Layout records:
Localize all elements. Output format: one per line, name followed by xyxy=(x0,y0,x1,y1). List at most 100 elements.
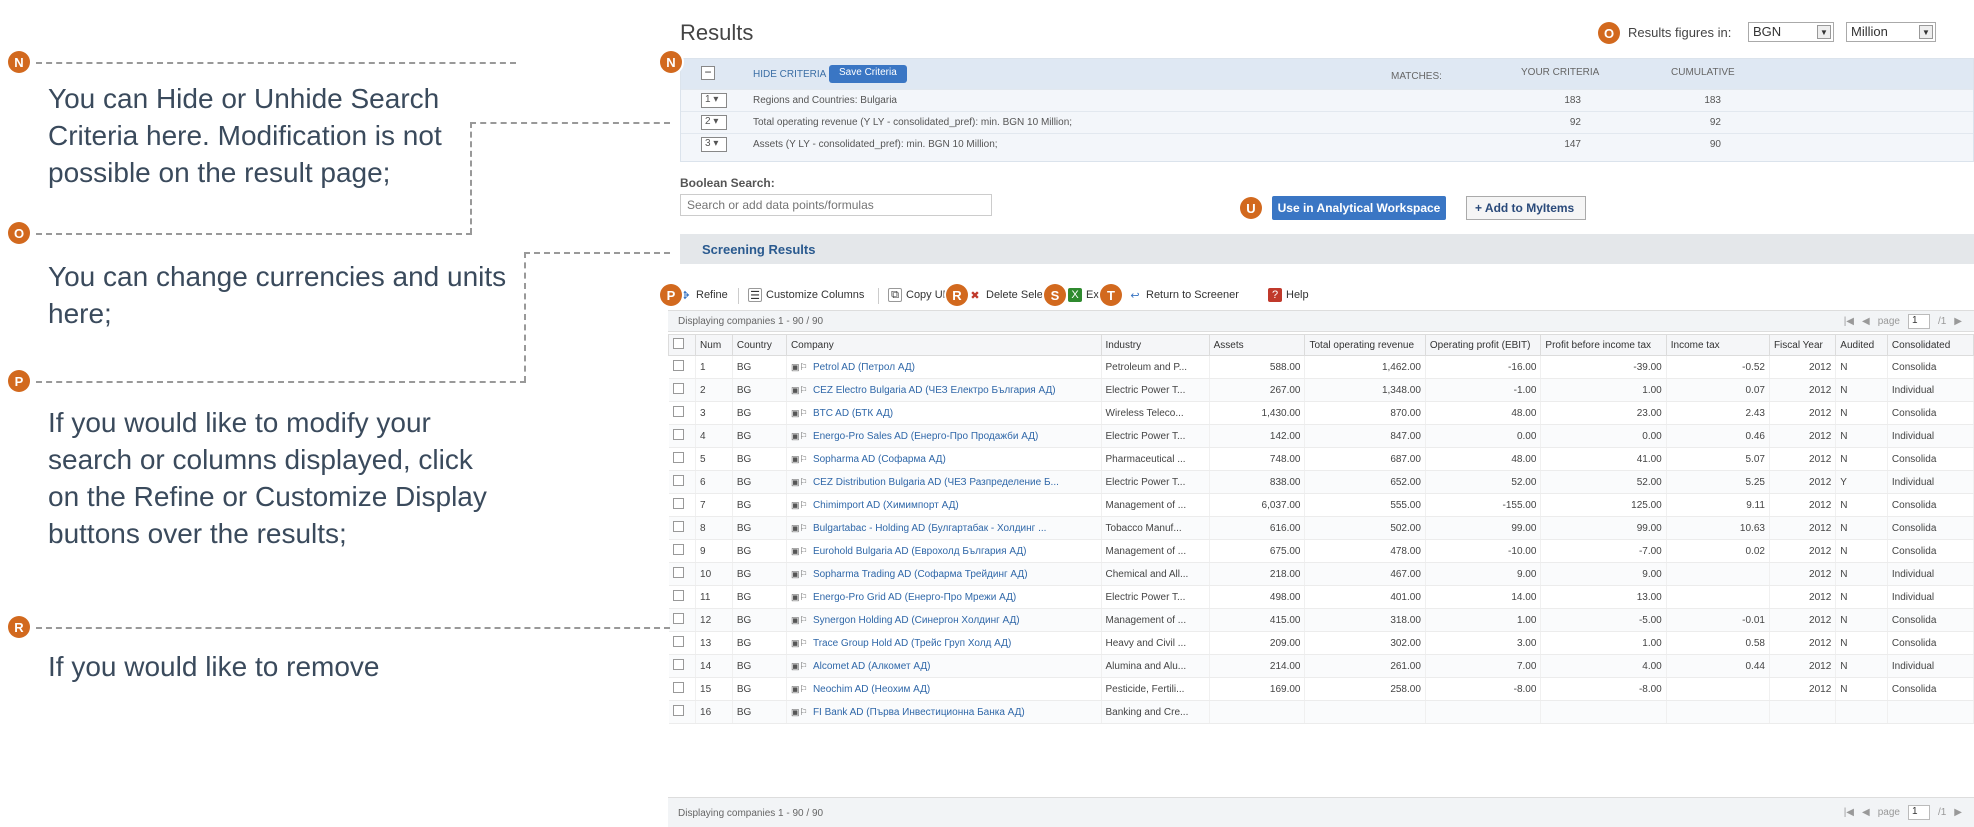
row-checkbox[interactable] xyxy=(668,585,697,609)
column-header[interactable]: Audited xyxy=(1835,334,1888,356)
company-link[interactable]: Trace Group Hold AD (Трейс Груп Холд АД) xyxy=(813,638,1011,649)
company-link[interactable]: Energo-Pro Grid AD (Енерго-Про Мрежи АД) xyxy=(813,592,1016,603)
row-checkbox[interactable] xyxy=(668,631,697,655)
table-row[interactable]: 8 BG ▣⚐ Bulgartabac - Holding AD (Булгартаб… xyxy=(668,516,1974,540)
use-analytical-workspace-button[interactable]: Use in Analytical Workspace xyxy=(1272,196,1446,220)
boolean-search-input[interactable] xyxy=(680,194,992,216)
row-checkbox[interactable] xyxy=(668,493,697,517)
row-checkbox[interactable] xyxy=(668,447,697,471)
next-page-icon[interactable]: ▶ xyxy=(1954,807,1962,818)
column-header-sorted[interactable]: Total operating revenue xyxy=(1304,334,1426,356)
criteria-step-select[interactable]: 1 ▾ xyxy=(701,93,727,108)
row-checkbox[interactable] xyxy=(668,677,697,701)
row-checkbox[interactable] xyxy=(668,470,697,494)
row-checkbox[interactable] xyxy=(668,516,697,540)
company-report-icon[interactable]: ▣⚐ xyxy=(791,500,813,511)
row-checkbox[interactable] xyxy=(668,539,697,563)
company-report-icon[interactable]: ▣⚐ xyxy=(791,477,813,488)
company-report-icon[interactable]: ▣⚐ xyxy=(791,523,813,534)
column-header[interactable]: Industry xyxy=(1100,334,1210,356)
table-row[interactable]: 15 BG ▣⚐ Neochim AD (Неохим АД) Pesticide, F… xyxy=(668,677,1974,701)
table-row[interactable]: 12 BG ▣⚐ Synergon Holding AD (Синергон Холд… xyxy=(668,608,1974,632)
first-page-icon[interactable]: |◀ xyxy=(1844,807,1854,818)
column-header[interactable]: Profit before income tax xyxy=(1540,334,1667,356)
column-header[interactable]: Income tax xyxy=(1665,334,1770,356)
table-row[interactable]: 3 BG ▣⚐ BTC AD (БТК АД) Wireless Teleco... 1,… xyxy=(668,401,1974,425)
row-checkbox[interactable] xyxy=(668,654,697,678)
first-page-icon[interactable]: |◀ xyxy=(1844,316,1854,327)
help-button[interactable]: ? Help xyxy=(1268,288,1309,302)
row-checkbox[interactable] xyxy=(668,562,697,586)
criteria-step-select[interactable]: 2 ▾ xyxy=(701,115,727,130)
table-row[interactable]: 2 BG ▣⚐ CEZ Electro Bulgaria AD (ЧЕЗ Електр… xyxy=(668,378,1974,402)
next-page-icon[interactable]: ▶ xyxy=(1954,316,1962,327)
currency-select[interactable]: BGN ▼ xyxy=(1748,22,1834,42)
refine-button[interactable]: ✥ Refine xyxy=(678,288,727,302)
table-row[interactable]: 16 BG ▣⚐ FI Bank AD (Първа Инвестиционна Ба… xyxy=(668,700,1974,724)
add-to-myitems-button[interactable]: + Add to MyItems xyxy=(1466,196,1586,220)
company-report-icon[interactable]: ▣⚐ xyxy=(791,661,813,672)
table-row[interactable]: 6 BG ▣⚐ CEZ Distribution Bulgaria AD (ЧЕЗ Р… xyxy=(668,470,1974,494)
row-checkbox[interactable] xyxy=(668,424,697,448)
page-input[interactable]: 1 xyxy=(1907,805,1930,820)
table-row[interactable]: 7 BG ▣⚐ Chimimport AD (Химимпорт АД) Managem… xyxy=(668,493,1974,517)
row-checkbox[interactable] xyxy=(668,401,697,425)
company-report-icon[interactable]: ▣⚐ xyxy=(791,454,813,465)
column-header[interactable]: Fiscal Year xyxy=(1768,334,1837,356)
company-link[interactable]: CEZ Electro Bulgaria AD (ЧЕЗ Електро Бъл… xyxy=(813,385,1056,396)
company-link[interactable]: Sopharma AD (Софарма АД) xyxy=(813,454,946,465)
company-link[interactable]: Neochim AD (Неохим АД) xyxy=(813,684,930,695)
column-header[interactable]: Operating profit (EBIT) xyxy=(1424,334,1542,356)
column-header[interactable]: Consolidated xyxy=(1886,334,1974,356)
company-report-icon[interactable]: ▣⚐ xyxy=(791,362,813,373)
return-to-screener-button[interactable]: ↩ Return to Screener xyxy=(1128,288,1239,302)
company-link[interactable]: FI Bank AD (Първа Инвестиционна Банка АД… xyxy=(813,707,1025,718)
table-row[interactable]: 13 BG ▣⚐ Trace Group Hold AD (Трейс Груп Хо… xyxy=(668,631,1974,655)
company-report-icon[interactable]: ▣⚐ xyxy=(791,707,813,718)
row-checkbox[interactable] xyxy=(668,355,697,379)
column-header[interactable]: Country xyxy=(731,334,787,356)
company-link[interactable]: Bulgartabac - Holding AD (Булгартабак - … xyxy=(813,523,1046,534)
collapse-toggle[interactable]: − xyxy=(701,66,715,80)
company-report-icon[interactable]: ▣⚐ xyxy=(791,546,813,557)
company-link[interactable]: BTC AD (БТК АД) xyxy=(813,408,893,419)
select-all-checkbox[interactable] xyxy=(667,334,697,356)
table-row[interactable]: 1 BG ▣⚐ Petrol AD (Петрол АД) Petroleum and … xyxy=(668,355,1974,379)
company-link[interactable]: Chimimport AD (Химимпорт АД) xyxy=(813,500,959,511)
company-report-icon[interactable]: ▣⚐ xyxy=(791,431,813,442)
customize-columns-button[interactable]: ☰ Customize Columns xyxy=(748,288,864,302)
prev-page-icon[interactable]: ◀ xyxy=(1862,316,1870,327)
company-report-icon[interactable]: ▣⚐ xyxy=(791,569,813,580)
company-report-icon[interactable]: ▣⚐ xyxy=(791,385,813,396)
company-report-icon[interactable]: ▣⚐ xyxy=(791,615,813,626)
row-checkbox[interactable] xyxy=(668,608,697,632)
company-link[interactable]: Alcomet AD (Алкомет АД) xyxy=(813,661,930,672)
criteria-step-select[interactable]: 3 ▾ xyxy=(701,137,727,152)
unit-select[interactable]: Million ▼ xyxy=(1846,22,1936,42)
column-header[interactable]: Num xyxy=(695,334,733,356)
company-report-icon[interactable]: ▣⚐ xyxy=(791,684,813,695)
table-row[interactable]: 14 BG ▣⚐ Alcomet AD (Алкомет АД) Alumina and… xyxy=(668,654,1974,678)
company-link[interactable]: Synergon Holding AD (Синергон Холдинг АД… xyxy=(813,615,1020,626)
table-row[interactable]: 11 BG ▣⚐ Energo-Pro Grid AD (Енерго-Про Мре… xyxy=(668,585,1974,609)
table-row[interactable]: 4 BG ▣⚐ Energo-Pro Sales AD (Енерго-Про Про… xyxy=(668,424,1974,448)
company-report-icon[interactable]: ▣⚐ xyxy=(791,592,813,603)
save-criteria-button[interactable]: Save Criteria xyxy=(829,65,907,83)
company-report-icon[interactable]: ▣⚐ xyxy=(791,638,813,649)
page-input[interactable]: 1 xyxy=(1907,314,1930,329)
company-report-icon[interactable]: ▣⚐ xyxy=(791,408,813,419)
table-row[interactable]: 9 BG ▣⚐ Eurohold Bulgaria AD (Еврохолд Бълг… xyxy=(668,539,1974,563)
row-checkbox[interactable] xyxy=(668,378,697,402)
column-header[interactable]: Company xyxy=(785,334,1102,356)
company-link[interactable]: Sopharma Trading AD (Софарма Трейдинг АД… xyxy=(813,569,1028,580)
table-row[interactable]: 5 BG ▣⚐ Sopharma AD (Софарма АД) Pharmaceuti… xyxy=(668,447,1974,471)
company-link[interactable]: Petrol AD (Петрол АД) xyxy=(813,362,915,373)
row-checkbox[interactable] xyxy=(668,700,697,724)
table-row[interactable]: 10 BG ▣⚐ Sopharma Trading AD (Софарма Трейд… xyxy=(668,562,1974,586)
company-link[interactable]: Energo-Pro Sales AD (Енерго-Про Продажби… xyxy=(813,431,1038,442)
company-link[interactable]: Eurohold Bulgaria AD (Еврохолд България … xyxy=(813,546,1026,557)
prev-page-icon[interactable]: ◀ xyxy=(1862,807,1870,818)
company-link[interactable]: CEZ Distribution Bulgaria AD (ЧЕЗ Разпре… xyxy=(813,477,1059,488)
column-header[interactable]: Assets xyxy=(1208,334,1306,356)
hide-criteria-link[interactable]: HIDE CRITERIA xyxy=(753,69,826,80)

TASK DETAILS: Reproduce only the lines of the records from the one containing "row-checkbox[interactable] xyxy=(668,585,697,609)" through the one containing "table-row[interactable]: 8 BG", substituting "entity-link" for every "company-link" and changing nothing else.

ANSWER IN FULL:
row-checkbox[interactable] xyxy=(668,585,697,609)
column-header[interactable]: Audited xyxy=(1835,334,1888,356)
entity-link[interactable]: Trace Group Hold AD (Трейс Груп Холд АД) xyxy=(813,638,1011,649)
entity-link[interactable]: Energo-Pro Grid AD (Енерго-Про Мрежи АД) xyxy=(813,592,1016,603)
row-checkbox[interactable] xyxy=(668,631,697,655)
table-row[interactable]: 8 BG ▣⚐ Bulgartabac - Holding AD (Булгартаб… xyxy=(668,516,1974,540)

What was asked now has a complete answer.